#### Exercise task:
Using the records below, locate all lines containing "name" and return them.

++++++++++

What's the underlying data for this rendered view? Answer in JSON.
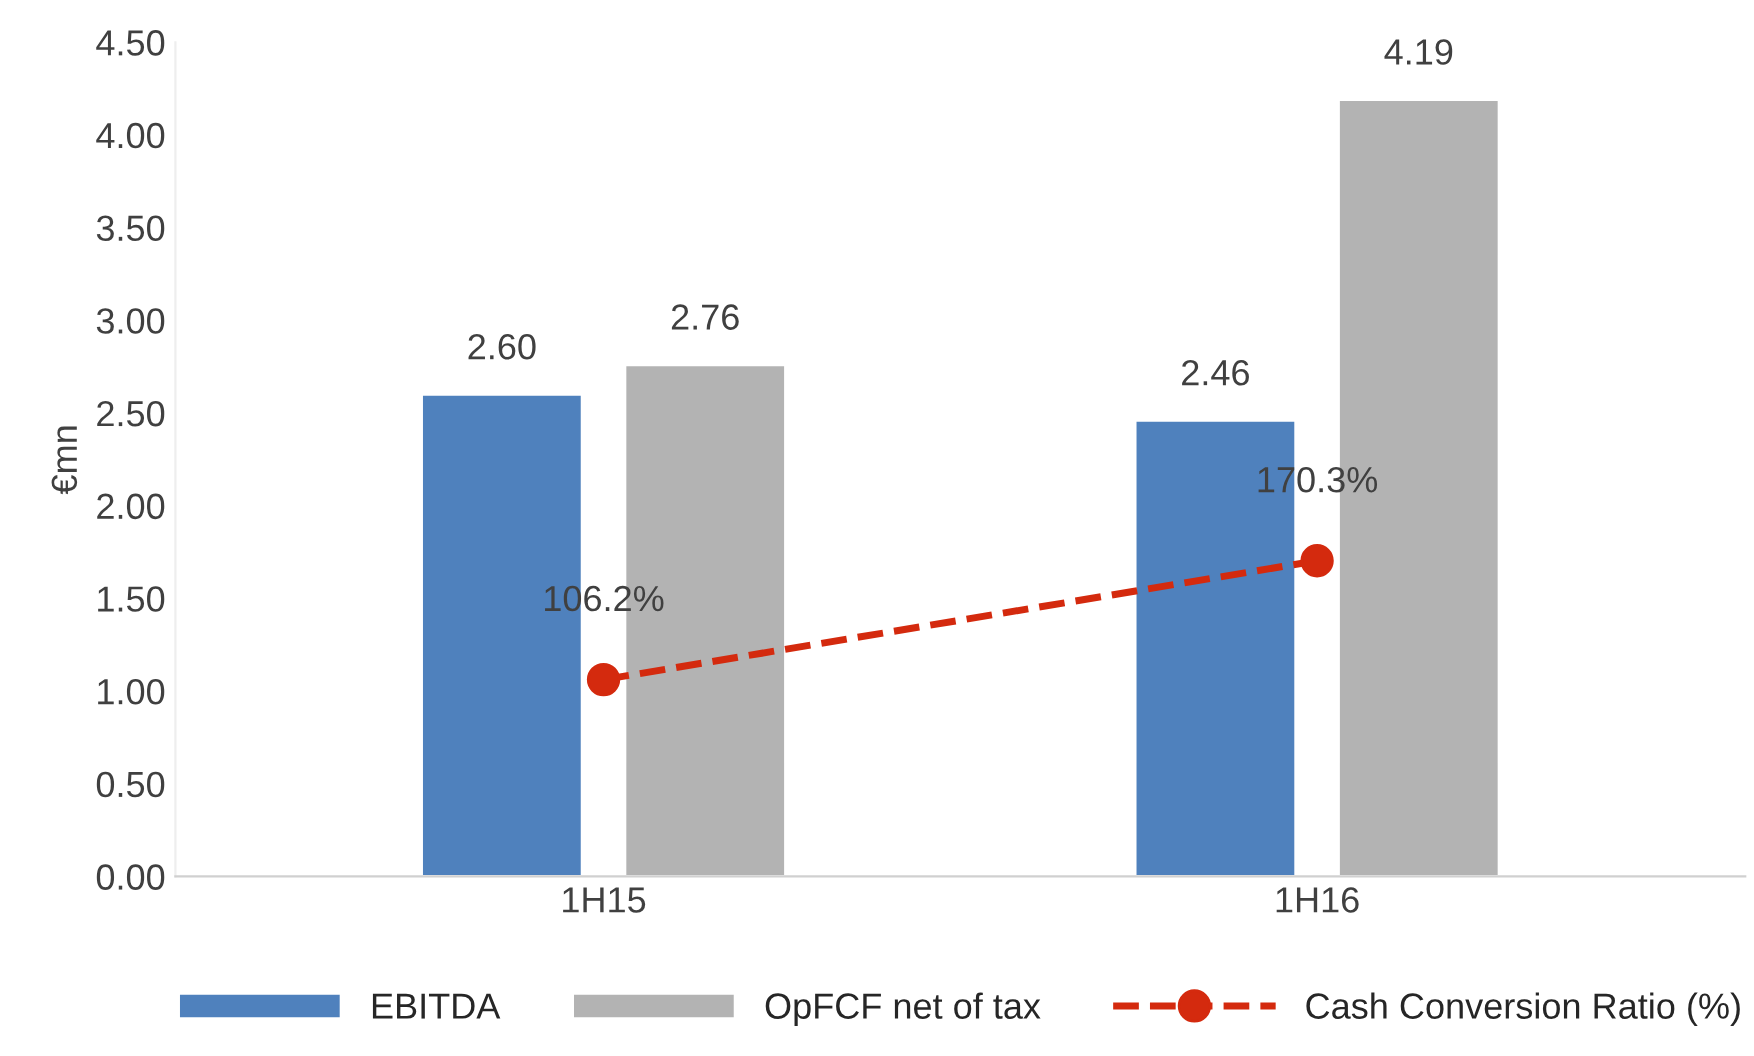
{
  "chart_data": {
    "type": "bar",
    "ylabel": "€mn",
    "categories": [
      "1H15",
      "1H16"
    ],
    "series": [
      {
        "name": "EBITDA",
        "color": "#4f81bd",
        "values": [
          2.6,
          2.46
        ],
        "value_labels": [
          "2.60",
          "2.46"
        ]
      },
      {
        "name": "OpFCF net of tax",
        "color": "#b3b3b3",
        "values": [
          2.76,
          4.19
        ],
        "value_labels": [
          "2.76",
          "4.19"
        ]
      },
      {
        "name": "Cash Conversion Ratio (%)",
        "type": "line",
        "color": "#d42a0e",
        "values": [
          1.062,
          1.703
        ],
        "value_labels": [
          "106.2%",
          "170.3%"
        ],
        "marker": "circle",
        "line_style": "dashed"
      }
    ],
    "ylim": [
      0,
      4.5
    ],
    "yticks": [
      "0.00",
      "0.50",
      "1.00",
      "1.50",
      "2.00",
      "2.50",
      "3.00",
      "3.50",
      "4.00",
      "4.50"
    ],
    "grid": false,
    "legend": "bottom"
  }
}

++++++++++

#### Full answer:
        "name": "EBITDA",
        "name": "OpFCF net of tax",
        "name": "Cash Conversion Ratio (%)",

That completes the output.